Requirement
Give all the records again, with no alterations.

The input
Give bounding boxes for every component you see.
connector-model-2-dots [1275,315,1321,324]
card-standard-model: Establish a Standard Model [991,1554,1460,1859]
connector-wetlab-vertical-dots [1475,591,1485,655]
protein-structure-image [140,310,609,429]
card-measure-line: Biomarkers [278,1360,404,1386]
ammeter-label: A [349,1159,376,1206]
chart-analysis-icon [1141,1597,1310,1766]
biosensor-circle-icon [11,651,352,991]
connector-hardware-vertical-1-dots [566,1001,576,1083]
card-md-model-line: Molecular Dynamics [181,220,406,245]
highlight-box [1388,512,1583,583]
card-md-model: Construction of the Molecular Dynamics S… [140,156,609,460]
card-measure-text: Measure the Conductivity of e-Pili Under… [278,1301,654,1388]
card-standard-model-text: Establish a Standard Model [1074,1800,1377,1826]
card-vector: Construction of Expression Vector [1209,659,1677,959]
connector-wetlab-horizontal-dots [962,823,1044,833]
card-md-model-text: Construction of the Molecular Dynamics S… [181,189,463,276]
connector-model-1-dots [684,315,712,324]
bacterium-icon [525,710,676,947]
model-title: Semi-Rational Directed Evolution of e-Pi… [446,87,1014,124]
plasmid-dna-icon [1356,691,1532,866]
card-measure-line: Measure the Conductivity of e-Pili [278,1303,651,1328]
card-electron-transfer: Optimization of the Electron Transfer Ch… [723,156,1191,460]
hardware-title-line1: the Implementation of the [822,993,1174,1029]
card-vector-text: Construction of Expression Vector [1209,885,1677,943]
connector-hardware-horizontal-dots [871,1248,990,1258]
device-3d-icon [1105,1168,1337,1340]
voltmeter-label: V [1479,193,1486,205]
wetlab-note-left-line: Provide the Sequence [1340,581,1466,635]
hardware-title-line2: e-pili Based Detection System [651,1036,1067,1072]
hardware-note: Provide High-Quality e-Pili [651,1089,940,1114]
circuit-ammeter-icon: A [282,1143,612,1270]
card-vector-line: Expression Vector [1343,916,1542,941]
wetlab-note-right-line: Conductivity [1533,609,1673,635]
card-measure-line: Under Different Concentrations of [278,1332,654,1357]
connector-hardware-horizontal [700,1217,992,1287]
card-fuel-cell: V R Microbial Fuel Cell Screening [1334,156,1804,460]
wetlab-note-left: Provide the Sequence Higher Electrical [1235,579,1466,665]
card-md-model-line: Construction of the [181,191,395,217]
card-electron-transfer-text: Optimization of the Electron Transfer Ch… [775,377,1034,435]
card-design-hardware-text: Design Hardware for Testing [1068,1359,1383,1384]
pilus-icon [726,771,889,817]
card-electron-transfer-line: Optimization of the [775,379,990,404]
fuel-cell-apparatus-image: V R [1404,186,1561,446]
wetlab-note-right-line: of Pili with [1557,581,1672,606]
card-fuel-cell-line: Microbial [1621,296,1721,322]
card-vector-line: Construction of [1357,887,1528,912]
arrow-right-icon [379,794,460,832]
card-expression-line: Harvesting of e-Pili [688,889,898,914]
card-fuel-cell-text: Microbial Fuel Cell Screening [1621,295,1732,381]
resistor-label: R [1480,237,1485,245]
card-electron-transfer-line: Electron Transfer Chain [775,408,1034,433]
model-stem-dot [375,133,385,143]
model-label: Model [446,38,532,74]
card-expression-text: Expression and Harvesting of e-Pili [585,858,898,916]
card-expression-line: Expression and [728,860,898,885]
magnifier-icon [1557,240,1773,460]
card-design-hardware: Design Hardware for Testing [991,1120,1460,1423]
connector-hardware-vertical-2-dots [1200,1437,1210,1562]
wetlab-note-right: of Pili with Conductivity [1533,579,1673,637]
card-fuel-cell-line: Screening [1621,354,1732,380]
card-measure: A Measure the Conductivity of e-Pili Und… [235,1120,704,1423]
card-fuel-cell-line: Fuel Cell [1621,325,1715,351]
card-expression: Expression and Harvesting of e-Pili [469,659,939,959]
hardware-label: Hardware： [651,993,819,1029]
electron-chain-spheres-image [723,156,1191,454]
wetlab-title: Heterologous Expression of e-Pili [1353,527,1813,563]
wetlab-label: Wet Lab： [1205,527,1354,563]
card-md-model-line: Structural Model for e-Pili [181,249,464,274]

Response to this exercise
Give bounding boxes for every component you see.
connector-model-2-dots [1275,315,1321,324]
card-standard-model: Establish a Standard Model [991,1554,1460,1859]
connector-wetlab-vertical-dots [1475,591,1485,655]
protein-structure-image [140,310,609,429]
card-measure-line: Biomarkers [278,1360,404,1386]
ammeter-label: A [349,1159,376,1206]
chart-analysis-icon [1141,1597,1310,1766]
biosensor-circle-icon [11,651,352,991]
connector-hardware-vertical-1-dots [566,1001,576,1083]
card-md-model-line: Molecular Dynamics [181,220,406,245]
highlight-box [1388,512,1583,583]
card-md-model: Construction of the Molecular Dynamics S… [140,156,609,460]
card-measure-text: Measure the Conductivity of e-Pili Under… [278,1301,654,1388]
card-standard-model-text: Establish a Standard Model [1074,1800,1377,1826]
card-vector: Construction of Expression Vector [1209,659,1677,959]
connector-wetlab-horizontal-dots [962,823,1044,833]
card-md-model-text: Construction of the Molecular Dynamics S… [181,189,463,276]
connector-model-1-dots [684,315,712,324]
bacterium-icon [525,710,676,947]
model-title: Semi-Rational Directed Evolution of e-Pi… [446,87,1014,124]
plasmid-dna-icon [1356,691,1532,866]
card-measure-line: Measure the Conductivity of e-Pili [278,1303,651,1328]
card-electron-transfer: Optimization of the Electron Transfer Ch… [723,156,1191,460]
hardware-title-line1: the Implementation of the [822,993,1174,1029]
card-vector-text: Construction of Expression Vector [1209,885,1677,943]
connector-hardware-horizontal-dots [871,1248,990,1258]
device-3d-icon [1105,1168,1337,1340]
voltmeter-label: V [1479,193,1486,205]
wetlab-note-left-line: Provide the Sequence [1340,581,1466,635]
hardware-title-line2: e-pili Based Detection System [651,1036,1067,1072]
hardware-note: Provide High-Quality e-Pili [651,1089,940,1114]
circuit-ammeter-icon: A [282,1143,612,1270]
card-vector-line: Expression Vector [1343,916,1542,941]
wetlab-note-right-line: Conductivity [1533,609,1673,635]
card-measure-line: Under Different Concentrations of [278,1332,654,1357]
connector-hardware-horizontal [700,1217,992,1287]
card-fuel-cell: V R Microbial Fuel Cell Screening [1334,156,1804,460]
wetlab-note-left: Provide the Sequence Higher Electrical [1235,579,1466,665]
card-md-model-line: Construction of the [181,191,395,217]
card-electron-transfer-text: Optimization of the Electron Transfer Ch… [775,377,1034,435]
card-design-hardware-text: Design Hardware for Testing [1068,1359,1383,1384]
pilus-icon [726,771,889,817]
card-electron-transfer-line: Optimization of the [775,379,990,404]
fuel-cell-apparatus-image: V R [1404,186,1561,446]
wetlab-note-right-line: of Pili with [1557,581,1672,606]
card-fuel-cell-line: Microbial [1621,296,1721,322]
card-vector-line: Construction of [1357,887,1528,912]
arrow-right-icon [379,794,460,832]
card-expression-line: Harvesting of e-Pili [688,889,898,914]
card-fuel-cell-text: Microbial Fuel Cell Screening [1621,295,1732,381]
resistor-label: R [1480,237,1485,245]
card-electron-transfer-line: Electron Transfer Chain [775,408,1034,433]
model-stem-dot [375,133,385,143]
model-label: Model [446,38,532,74]
card-expression-text: Expression and Harvesting of e-Pili [585,858,898,916]
card-expression-line: Expression and [728,860,898,885]
magnifier-icon [1557,240,1773,460]
card-design-hardware: Design Hardware for Testing [991,1120,1460,1423]
connector-hardware-vertical-2-dots [1200,1437,1210,1562]
wetlab-note-right: of Pili with Conductivity [1533,579,1673,637]
card-fuel-cell-line: Screening [1621,354,1732,380]
card-measure: A Measure the Conductivity of e-Pili Und… [235,1120,704,1423]
card-fuel-cell-line: Fuel Cell [1621,325,1715,351]
card-expression: Expression and Harvesting of e-Pili [469,659,939,959]
hardware-label: Hardware： [651,993,819,1029]
electron-chain-spheres-image [723,156,1191,454]
wetlab-title: Heterologous Expression of e-Pili [1353,527,1813,563]
wetlab-label: Wet Lab： [1205,527,1354,563]
card-md-model-line: Structural Model for e-Pili [181,249,464,274]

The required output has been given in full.